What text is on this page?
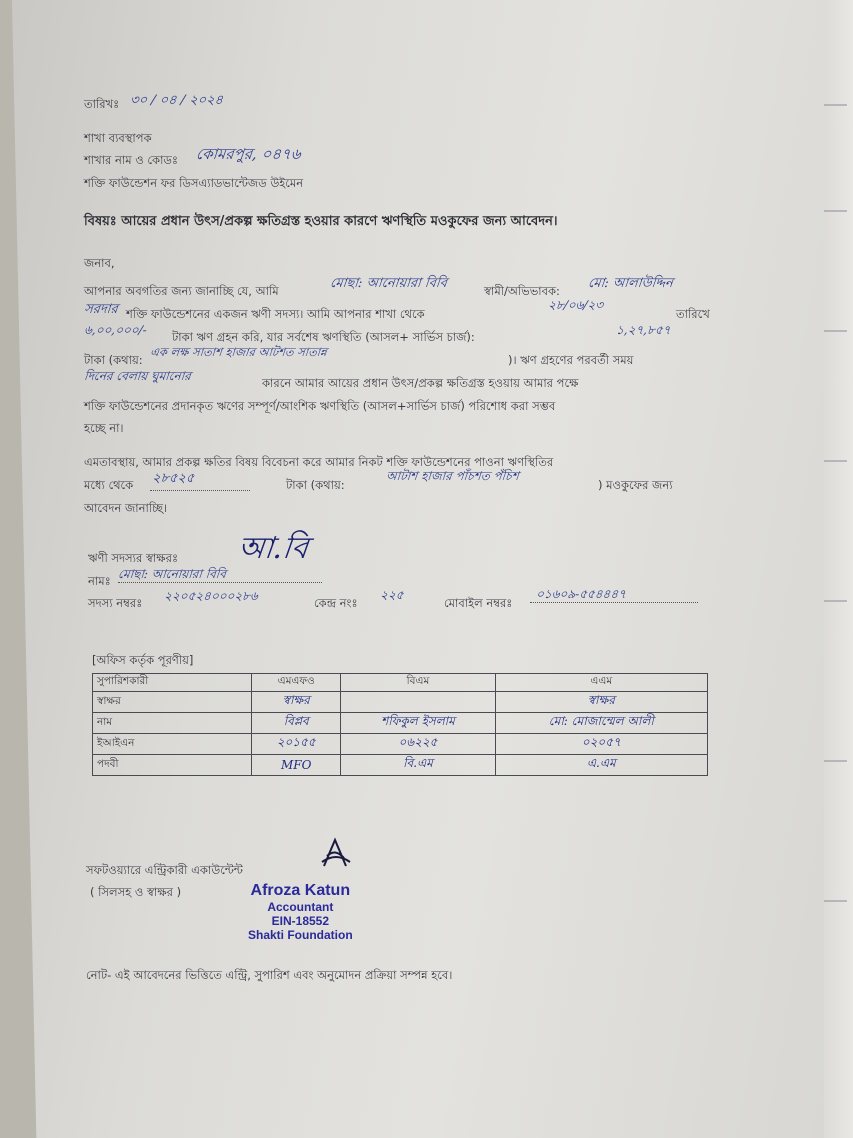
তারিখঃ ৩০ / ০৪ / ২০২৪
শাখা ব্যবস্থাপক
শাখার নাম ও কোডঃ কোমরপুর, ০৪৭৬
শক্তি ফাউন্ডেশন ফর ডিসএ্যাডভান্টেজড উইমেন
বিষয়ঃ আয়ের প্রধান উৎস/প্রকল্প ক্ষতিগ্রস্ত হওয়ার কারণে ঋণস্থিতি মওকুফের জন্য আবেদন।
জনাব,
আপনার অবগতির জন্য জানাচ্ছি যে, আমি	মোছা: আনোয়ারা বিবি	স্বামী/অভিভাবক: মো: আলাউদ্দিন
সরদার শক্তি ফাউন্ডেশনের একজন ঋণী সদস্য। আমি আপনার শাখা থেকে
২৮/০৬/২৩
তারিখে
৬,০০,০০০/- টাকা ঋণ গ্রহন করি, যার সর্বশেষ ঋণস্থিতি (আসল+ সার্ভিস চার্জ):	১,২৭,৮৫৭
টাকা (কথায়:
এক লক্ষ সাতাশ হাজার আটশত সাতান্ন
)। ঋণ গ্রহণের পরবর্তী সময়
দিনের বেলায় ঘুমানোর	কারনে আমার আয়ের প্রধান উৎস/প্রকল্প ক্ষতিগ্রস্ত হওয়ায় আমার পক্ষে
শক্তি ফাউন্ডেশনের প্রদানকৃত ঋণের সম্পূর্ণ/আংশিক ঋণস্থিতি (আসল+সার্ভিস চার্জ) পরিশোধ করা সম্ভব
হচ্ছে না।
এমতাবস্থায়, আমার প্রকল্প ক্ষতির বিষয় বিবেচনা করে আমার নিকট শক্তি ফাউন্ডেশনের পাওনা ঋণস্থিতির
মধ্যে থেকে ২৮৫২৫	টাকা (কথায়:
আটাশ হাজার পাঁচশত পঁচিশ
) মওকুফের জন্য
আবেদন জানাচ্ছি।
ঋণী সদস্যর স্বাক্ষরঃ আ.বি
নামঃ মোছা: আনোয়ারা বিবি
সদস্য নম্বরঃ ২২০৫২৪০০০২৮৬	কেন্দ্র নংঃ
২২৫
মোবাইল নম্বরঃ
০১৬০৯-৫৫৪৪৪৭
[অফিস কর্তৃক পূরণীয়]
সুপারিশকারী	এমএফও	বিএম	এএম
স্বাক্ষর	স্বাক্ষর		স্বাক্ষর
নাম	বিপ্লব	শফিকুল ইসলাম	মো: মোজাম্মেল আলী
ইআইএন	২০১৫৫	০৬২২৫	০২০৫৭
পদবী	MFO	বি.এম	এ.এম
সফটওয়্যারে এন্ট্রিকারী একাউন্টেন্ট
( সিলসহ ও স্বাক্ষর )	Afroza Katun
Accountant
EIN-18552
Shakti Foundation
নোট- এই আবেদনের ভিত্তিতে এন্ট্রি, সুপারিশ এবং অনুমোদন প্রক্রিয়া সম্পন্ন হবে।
● ● ● ● ●
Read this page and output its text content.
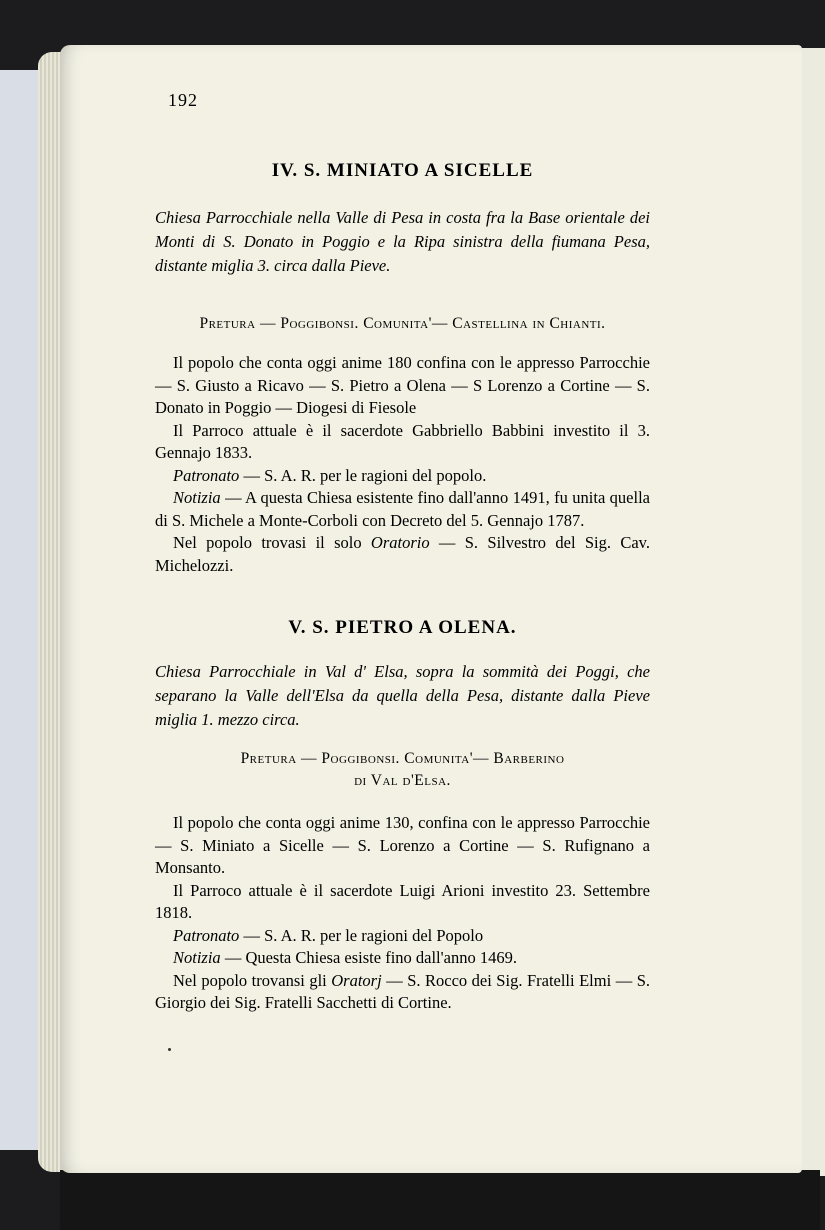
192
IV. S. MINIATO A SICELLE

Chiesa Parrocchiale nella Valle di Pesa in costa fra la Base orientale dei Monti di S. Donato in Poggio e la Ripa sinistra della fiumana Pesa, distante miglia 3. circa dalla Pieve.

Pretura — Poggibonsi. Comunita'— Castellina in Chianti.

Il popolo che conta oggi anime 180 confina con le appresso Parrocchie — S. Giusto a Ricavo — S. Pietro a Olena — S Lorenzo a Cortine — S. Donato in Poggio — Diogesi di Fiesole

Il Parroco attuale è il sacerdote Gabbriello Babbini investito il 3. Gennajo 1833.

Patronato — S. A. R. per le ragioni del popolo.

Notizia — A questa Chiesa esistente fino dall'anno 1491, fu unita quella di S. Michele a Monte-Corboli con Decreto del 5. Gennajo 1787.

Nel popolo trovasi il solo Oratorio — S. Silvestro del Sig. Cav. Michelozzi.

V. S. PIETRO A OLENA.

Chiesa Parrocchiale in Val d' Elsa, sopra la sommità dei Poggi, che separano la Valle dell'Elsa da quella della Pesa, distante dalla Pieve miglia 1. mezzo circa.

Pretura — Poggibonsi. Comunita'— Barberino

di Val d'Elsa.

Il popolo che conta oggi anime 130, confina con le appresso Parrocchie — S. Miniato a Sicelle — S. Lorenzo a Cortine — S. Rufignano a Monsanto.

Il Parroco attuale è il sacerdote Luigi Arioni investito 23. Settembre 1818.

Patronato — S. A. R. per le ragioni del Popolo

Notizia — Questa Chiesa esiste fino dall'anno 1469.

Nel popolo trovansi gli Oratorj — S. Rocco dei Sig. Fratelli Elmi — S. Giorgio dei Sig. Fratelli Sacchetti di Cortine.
● ● ● ● ●
§ Exercise prompt: Pick out each line above that includes "Patronato" and show it.

§ Answer to this exercise:
Patronato — S. A. R. per le ragioni del popolo.
Patronato — S. A. R. per le ragioni del Popolo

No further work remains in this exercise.